== Your goal ==
Extract each line from the entries below that has the string "求助者一般资料" in it.
Input material start
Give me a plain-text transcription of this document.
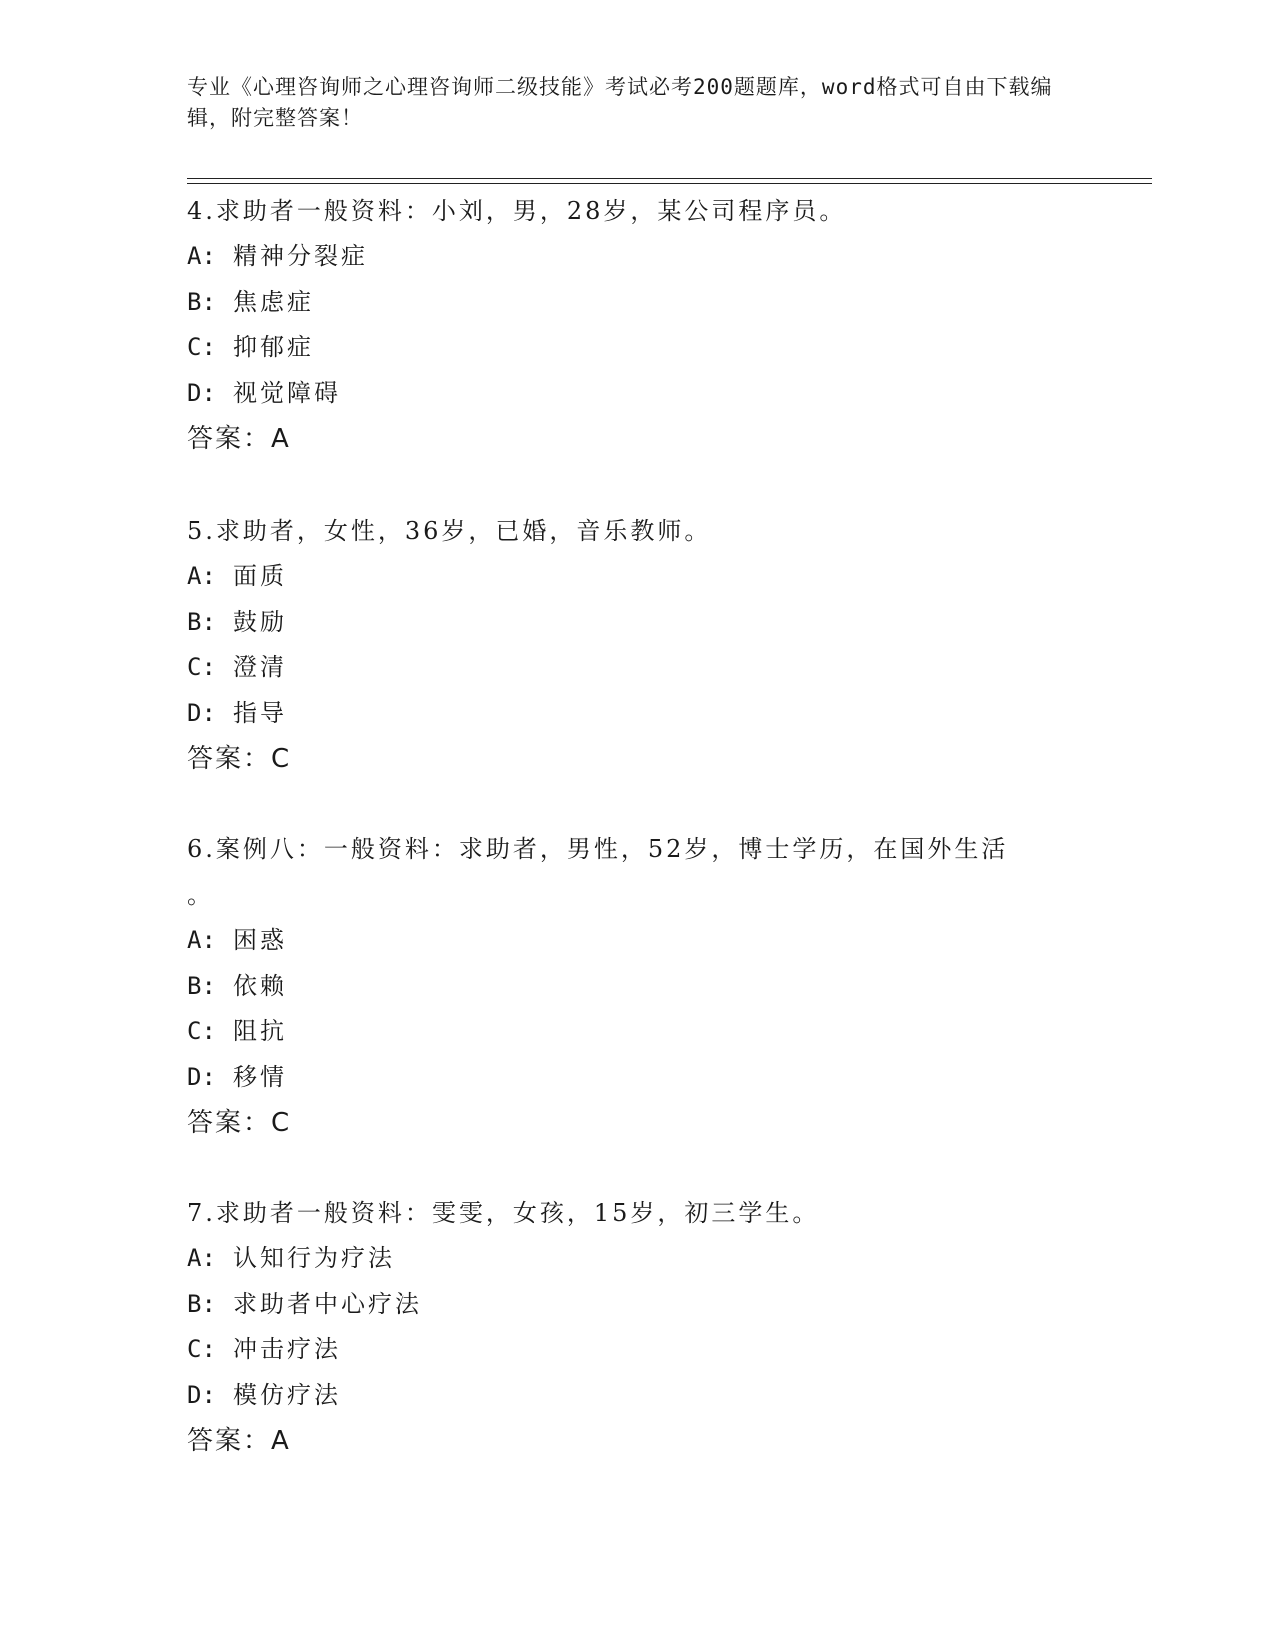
专业《心理咨询师之心理咨询师二级技能》考试必考200题题库，word格式可自由下载编辑，附完整答案！
4.求助者一般资料：小刘，男，28岁，某公司程序员。
A: 精神分裂症
B: 焦虑症
C: 抑郁症
D: 视觉障碍
答案：A
5.求助者，女性，36岁，已婚，音乐教师。
A: 面质
B: 鼓励
C: 澄清
D: 指导
答案：C
6.案例八：一般资料：求助者，男性，52岁，博士学历，在国外生活
。
A: 困惑
B: 依赖
C: 阻抗
D: 移情
答案：C
7.求助者一般资料：雯雯，女孩，15岁，初三学生。
A: 认知行为疗法
B: 求助者中心疗法
C: 冲击疗法
D: 模仿疗法
答案：A
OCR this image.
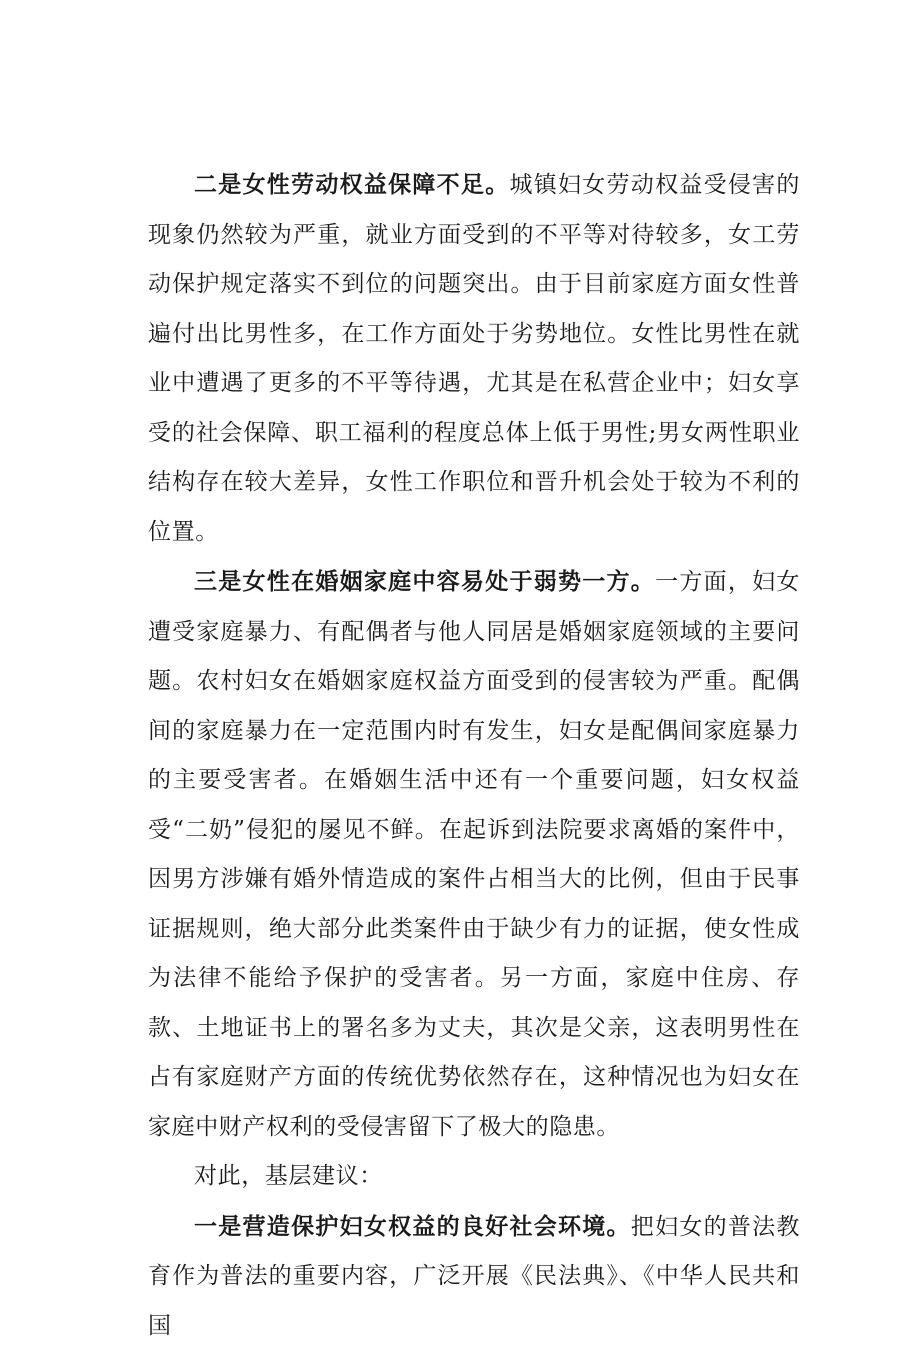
二是女性劳动权益保障不足。城镇妇女劳动权益受侵害的现象仍然较为严重，就业方面受到的不平等对待较多，女工劳动保护规定落实不到位的问题突出。由于目前家庭方面女性普遍付出比男性多，在工作方面处于劣势地位。女性比男性在就业中遭遇了更多的不平等待遇，尤其是在私营企业中；妇女享受的社会保障、职工福利的程度总体上低于男性;男女两性职业结构存在较大差异，女性工作职位和晋升机会处于较为不利的位置。

三是女性在婚姻家庭中容易处于弱势一方。一方面，妇女遭受家庭暴力、有配偶者与他人同居是婚姻家庭领域的主要问题。农村妇女在婚姻家庭权益方面受到的侵害较为严重。配偶间的家庭暴力在一定范围内时有发生，妇女是配偶间家庭暴力的主要受害者。在婚姻生活中还有一个重要问题，妇女权益受“二奶”侵犯的屡见不鲜。在起诉到法院要求离婚的案件中，因男方涉嫌有婚外情造成的案件占相当大的比例，但由于民事证据规则，绝大部分此类案件由于缺少有力的证据，使女性成为法律不能给予保护的受害者。另一方面，家庭中住房、存款、土地证书上的署名多为丈夫，其次是父亲，这表明男性在占有家庭财产方面的传统优势依然存在，这种情况也为妇女在家庭中财产权利的受侵害留下了极大的隐患。

对此，基层建议：

一是营造保护妇女权益的良好社会环境。把妇女的普法教育作为普法的重要内容，广泛开展《民法典》、《中华人民共和国
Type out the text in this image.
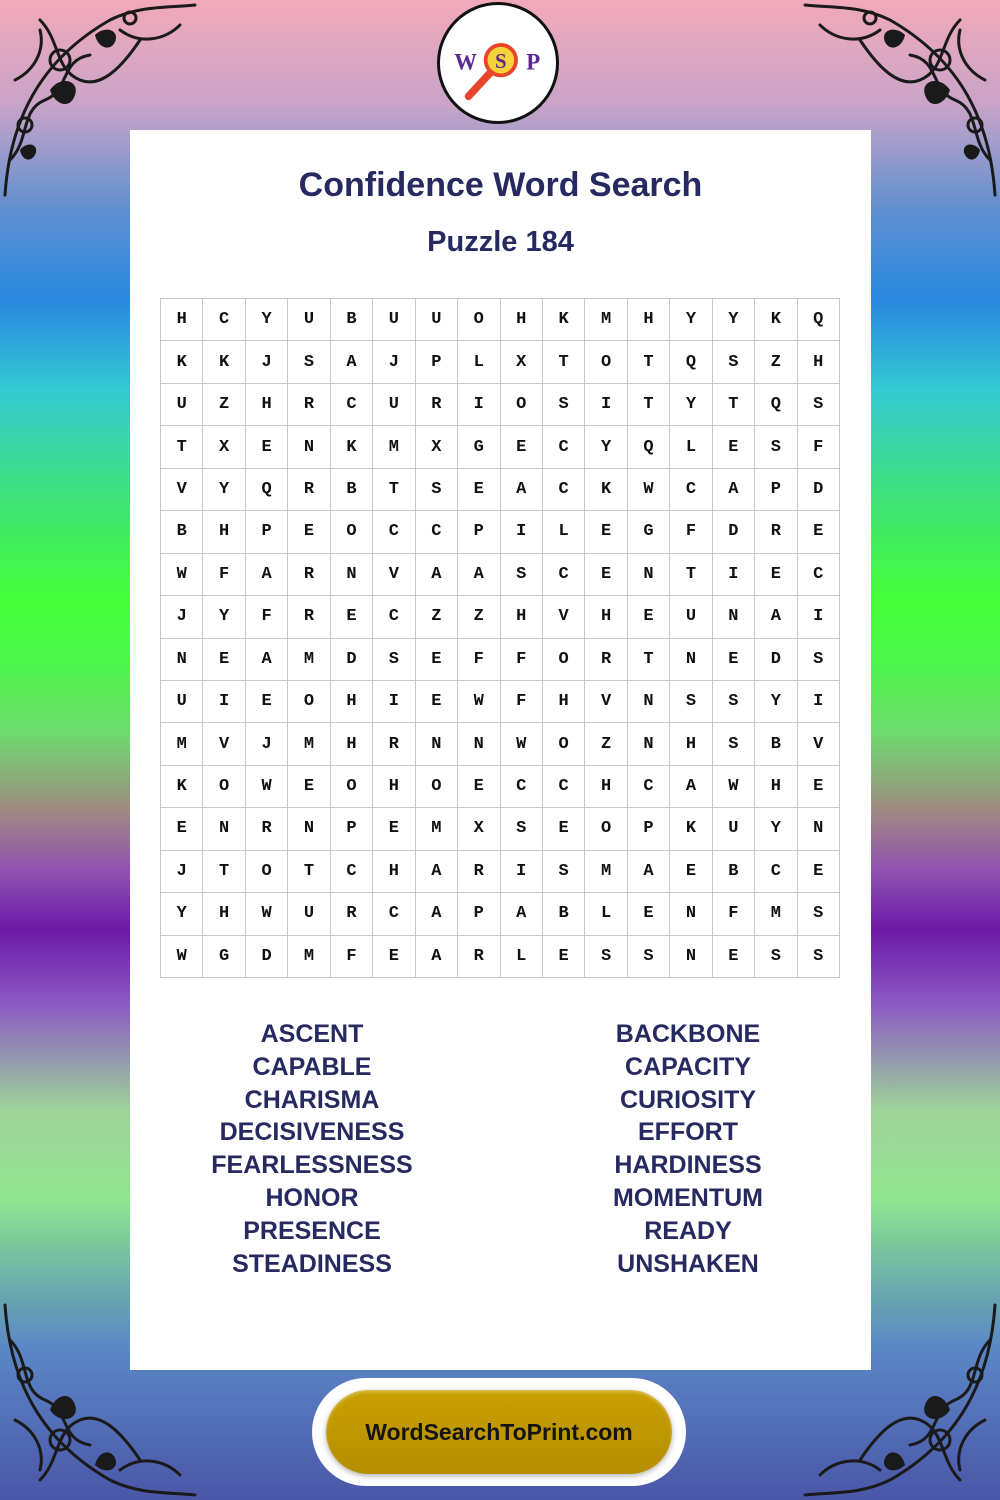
W S P
Confidence Word Search
Puzzle 184
H	C	Y	U	B	U	U	O	H	K	M	H	Y	Y	K	Q
K	K	J	S	A	J	P	L	X	T	O	T	Q	S	Z	H
U	Z	H	R	C	U	R	I	O	S	I	T	Y	T	Q	S
T	X	E	N	K	M	X	G	E	C	Y	Q	L	E	S	F
V	Y	Q	R	B	T	S	E	A	C	K	W	C	A	P	D
B	H	P	E	O	C	C	P	I	L	E	G	F	D	R	E
W	F	A	R	N	V	A	A	S	C	E	N	T	I	E	C
J	Y	F	R	E	C	Z	Z	H	V	H	E	U	N	A	I
N	E	A	M	D	S	E	F	F	O	R	T	N	E	D	S
U	I	E	O	H	I	E	W	F	H	V	N	S	S	Y	I
M	V	J	M	H	R	N	N	W	O	Z	N	H	S	B	V
K	O	W	E	O	H	O	E	C	C	H	C	A	W	H	E
E	N	R	N	P	E	M	X	S	E	O	P	K	U	Y	N
J	T	O	T	C	H	A	R	I	S	M	A	E	B	C	E
Y	H	W	U	R	C	A	P	A	B	L	E	N	F	M	S
W	G	D	M	F	E	A	R	L	E	S	S	N	E	S	S
ASCENT
CAPABLE
CHARISMA
DECISIVENESS
FEARLESSNESS
HONOR
PRESENCE
STEADINESS
BACKBONE
CAPACITY
CURIOSITY
EFFORT
HARDINESS
MOMENTUM
READY
UNSHAKEN
WordSearchToPrint.com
Input material end
== Task response ==
4.求助者一般资料：小刘，男，28岁，某公司程序员。
7.求助者一般资料：雯雯，女孩，15岁，初三学生。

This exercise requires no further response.